EXCERPT PROVIDED =>
++++++

- (a) An issuer may not exclude coverage for services for cognitive rehabilitation therapy, cognitive communication therapy, neurocognitive therapy and rehabilitation, neurobehavioral, neurophysiological, neuropsychological, and psychophysiological testing or treatment, neurofeedback therapy, remediation, post-acute transition services or community reintegration services, if such services are necessary as a result of and related to an acquired brain injury.
- (b) For purposes of Insurance Code Article 21.53Q, §2 and subsection (a) of this section, the word "necessary" means "medically necessary."
- (c) Treatment goals for services required by subsection (a) of this section may include the maintenance of functioning or the prevention of or slowing of further deterioration.
- (d) The coverage for services required by subsection (a) of this section may be subject to the deductibles, copayments, coinsurance, or annual or maximum payment limits that are consistent with deductibles, copayments, coinsurance, and annual or maximum payment limits applicable to other similar coverage under the health benefit plan.

++++++

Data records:
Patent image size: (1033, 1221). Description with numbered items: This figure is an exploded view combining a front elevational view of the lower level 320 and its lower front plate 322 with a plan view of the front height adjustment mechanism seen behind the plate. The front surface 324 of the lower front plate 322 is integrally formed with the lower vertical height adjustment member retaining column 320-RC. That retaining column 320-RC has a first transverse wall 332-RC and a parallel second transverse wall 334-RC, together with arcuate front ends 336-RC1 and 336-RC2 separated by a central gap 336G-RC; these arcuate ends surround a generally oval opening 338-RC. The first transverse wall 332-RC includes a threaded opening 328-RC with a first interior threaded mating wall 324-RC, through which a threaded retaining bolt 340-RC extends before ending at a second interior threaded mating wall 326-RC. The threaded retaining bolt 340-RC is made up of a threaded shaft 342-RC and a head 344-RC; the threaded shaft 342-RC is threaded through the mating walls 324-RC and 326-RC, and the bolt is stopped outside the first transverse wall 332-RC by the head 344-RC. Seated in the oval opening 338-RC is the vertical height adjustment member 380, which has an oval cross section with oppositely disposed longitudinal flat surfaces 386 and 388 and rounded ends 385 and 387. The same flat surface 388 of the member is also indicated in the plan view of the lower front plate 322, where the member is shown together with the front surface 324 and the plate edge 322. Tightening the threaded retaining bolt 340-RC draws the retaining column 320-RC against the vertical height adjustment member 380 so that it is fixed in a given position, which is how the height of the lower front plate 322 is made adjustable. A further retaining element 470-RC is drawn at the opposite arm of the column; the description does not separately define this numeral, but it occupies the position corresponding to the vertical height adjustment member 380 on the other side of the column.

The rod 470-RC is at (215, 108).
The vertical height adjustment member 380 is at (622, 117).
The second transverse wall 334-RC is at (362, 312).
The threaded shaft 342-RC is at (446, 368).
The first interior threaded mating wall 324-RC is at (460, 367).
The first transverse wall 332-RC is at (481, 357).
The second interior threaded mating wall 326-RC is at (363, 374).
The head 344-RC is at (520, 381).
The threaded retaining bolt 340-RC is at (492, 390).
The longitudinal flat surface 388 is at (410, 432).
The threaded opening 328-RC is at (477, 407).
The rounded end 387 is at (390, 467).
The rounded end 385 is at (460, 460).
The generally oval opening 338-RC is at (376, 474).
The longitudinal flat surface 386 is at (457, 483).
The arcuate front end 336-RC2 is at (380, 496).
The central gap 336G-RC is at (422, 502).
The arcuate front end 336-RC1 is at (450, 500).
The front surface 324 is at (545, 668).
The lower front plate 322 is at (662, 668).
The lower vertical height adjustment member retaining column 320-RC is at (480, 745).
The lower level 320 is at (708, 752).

++++++

YOUR TASKS =>
• a. Under the brain injury coverage rule, what treatment goals may services for an acquired brain injury include?
• b. According to the brain injury coverage rule, what does the word "necessary" mean for purposes of Insurance Code Article 21.53Q, §2?

EXPECTED RESPONSES =>
• a.
- Maintenance of functioning
- Prevention of further deterioration
- Slowing of further deterioration

• b. It means "medically necessary."